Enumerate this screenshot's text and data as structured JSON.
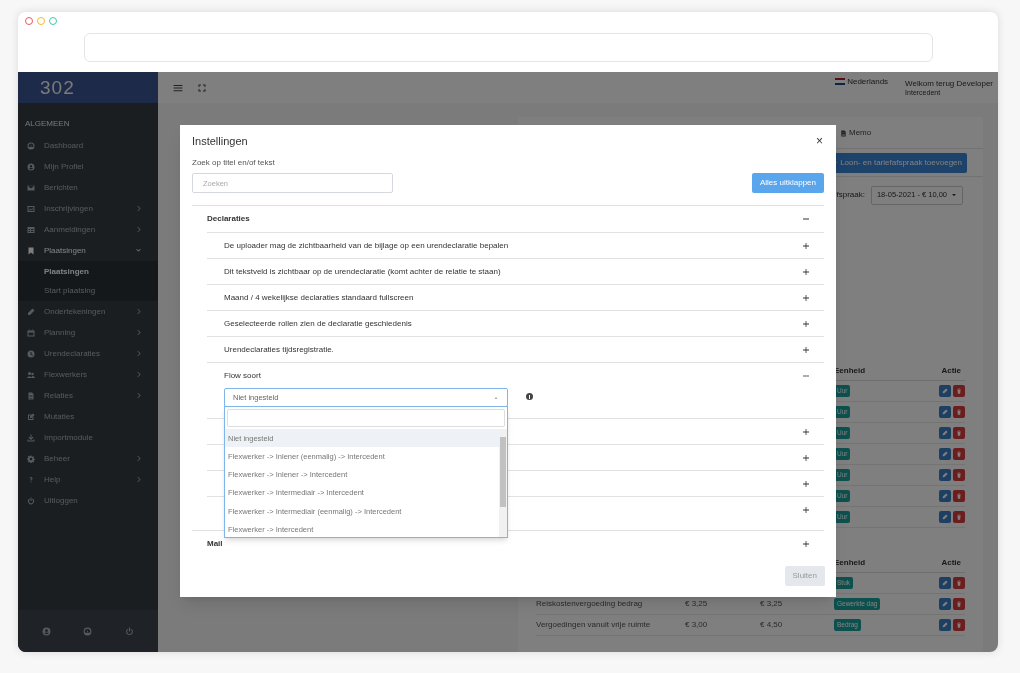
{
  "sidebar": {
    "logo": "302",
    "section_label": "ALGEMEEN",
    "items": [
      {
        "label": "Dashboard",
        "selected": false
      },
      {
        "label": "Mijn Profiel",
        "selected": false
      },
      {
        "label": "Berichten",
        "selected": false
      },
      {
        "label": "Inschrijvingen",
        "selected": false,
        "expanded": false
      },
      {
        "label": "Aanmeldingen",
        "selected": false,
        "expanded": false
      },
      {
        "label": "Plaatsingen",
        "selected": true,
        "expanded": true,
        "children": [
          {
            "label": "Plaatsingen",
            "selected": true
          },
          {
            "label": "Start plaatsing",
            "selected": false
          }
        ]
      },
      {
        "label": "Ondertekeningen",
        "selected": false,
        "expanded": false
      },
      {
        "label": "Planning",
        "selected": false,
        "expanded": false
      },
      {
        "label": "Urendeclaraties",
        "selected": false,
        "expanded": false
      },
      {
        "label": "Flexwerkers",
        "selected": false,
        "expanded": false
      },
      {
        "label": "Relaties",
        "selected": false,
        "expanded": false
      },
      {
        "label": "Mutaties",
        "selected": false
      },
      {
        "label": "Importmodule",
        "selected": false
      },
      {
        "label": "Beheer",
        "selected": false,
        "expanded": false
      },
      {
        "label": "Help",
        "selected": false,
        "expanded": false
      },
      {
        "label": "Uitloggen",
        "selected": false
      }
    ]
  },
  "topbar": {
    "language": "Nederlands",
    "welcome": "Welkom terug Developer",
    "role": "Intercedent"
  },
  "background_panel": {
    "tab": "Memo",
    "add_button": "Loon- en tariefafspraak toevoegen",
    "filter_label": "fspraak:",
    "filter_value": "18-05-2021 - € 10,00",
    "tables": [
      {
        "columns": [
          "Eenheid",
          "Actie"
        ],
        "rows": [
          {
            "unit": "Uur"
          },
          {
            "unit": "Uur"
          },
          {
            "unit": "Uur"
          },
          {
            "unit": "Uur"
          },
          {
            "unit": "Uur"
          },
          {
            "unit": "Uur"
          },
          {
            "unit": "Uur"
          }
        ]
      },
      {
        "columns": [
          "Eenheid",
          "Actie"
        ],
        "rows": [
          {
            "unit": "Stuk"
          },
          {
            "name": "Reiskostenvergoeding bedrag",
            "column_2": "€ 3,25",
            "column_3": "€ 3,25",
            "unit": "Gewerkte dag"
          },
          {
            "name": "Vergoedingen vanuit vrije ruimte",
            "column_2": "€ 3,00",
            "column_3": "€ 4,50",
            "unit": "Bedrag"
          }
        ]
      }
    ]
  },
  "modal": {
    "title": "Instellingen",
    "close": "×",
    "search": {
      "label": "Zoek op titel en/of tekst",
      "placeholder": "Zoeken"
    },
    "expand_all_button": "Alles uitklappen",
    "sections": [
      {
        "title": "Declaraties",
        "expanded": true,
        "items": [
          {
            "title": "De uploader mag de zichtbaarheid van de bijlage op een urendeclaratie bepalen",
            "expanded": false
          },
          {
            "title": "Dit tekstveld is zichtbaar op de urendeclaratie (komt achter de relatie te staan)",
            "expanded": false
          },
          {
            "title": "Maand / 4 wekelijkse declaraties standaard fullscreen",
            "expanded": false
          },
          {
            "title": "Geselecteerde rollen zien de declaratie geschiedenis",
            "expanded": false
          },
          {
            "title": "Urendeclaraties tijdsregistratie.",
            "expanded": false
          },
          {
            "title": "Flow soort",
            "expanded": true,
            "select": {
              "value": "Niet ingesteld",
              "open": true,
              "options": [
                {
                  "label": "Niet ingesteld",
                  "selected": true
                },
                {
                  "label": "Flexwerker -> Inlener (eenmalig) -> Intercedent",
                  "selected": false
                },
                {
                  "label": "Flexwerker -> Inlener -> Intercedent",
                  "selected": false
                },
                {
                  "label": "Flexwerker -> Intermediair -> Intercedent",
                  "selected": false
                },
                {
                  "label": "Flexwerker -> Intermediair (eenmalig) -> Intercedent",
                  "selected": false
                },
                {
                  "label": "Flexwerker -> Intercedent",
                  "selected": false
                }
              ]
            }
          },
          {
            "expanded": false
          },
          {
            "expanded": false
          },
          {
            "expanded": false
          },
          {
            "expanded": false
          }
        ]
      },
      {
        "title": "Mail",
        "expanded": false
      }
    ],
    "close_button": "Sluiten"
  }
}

▸ Exercise prompt:
Repeat all of the data above word for word, minus the pictures.

▸ Exercise solution:
Enumerate this screenshot's text and data as structured JSON.
{
  "sidebar": {
    "logo": "302",
    "section_label": "ALGEMEEN",
    "items": [
      {
        "label": "Dashboard",
        "selected": false
      },
      {
        "label": "Mijn Profiel",
        "selected": false
      },
      {
        "label": "Berichten",
        "selected": false
      },
      {
        "label": "Inschrijvingen",
        "selected": false,
        "expanded": false
      },
      {
        "label": "Aanmeldingen",
        "selected": false,
        "expanded": false
      },
      {
        "label": "Plaatsingen",
        "selected": true,
        "expanded": true,
        "children": [
          {
            "label": "Plaatsingen",
            "selected": true
          },
          {
            "label": "Start plaatsing",
            "selected": false
          }
        ]
      },
      {
        "label": "Ondertekeningen",
        "selected": false,
        "expanded": false
      },
      {
        "label": "Planning",
        "selected": false,
        "expanded": false
      },
      {
        "label": "Urendeclaraties",
        "selected": false,
        "expanded": false
      },
      {
        "label": "Flexwerkers",
        "selected": false,
        "expanded": false
      },
      {
        "label": "Relaties",
        "selected": false,
        "expanded": false
      },
      {
        "label": "Mutaties",
        "selected": false
      },
      {
        "label": "Importmodule",
        "selected": false
      },
      {
        "label": "Beheer",
        "selected": false,
        "expanded": false
      },
      {
        "label": "Help",
        "selected": false,
        "expanded": false
      },
      {
        "label": "Uitloggen",
        "selected": false
      }
    ]
  },
  "topbar": {
    "language": "Nederlands",
    "welcome": "Welkom terug Developer",
    "role": "Intercedent"
  },
  "background_panel": {
    "tab": "Memo",
    "add_button": "Loon- en tariefafspraak toevoegen",
    "filter_label": "fspraak:",
    "filter_value": "18-05-2021 - € 10,00",
    "tables": [
      {
        "columns": [
          "Eenheid",
          "Actie"
        ],
        "rows": [
          {
            "unit": "Uur"
          },
          {
            "unit": "Uur"
          },
          {
            "unit": "Uur"
          },
          {
            "unit": "Uur"
          },
          {
            "unit": "Uur"
          },
          {
            "unit": "Uur"
          },
          {
            "unit": "Uur"
          }
        ]
      },
      {
        "columns": [
          "Eenheid",
          "Actie"
        ],
        "rows": [
          {
            "unit": "Stuk"
          },
          {
            "name": "Reiskostenvergoeding bedrag",
            "column_2": "€ 3,25",
            "column_3": "€ 3,25",
            "unit": "Gewerkte dag"
          },
          {
            "name": "Vergoedingen vanuit vrije ruimte",
            "column_2": "€ 3,00",
            "column_3": "€ 4,50",
            "unit": "Bedrag"
          }
        ]
      }
    ]
  },
  "modal": {
    "title": "Instellingen",
    "close": "×",
    "search": {
      "label": "Zoek op titel en/of tekst",
      "placeholder": "Zoeken"
    },
    "expand_all_button": "Alles uitklappen",
    "sections": [
      {
        "title": "Declaraties",
        "expanded": true,
        "items": [
          {
            "title": "De uploader mag de zichtbaarheid van de bijlage op een urendeclaratie bepalen",
            "expanded": false
          },
          {
            "title": "Dit tekstveld is zichtbaar op de urendeclaratie (komt achter de relatie te staan)",
            "expanded": false
          },
          {
            "title": "Maand / 4 wekelijkse declaraties standaard fullscreen",
            "expanded": false
          },
          {
            "title": "Geselecteerde rollen zien de declaratie geschiedenis",
            "expanded": false
          },
          {
            "title": "Urendeclaraties tijdsregistratie.",
            "expanded": false
          },
          {
            "title": "Flow soort",
            "expanded": true,
            "select": {
              "value": "Niet ingesteld",
              "open": true,
              "options": [
                {
                  "label": "Niet ingesteld",
                  "selected": true
                },
                {
                  "label": "Flexwerker -> Inlener (eenmalig) -> Intercedent",
                  "selected": false
                },
                {
                  "label": "Flexwerker -> Inlener -> Intercedent",
                  "selected": false
                },
                {
                  "label": "Flexwerker -> Intermediair -> Intercedent",
                  "selected": false
                },
                {
                  "label": "Flexwerker -> Intermediair (eenmalig) -> Intercedent",
                  "selected": false
                },
                {
                  "label": "Flexwerker -> Intercedent",
                  "selected": false
                }
              ]
            }
          },
          {
            "expanded": false
          },
          {
            "expanded": false
          },
          {
            "expanded": false
          },
          {
            "expanded": false
          }
        ]
      },
      {
        "title": "Mail",
        "expanded": false
      }
    ],
    "close_button": "Sluiten"
  }
}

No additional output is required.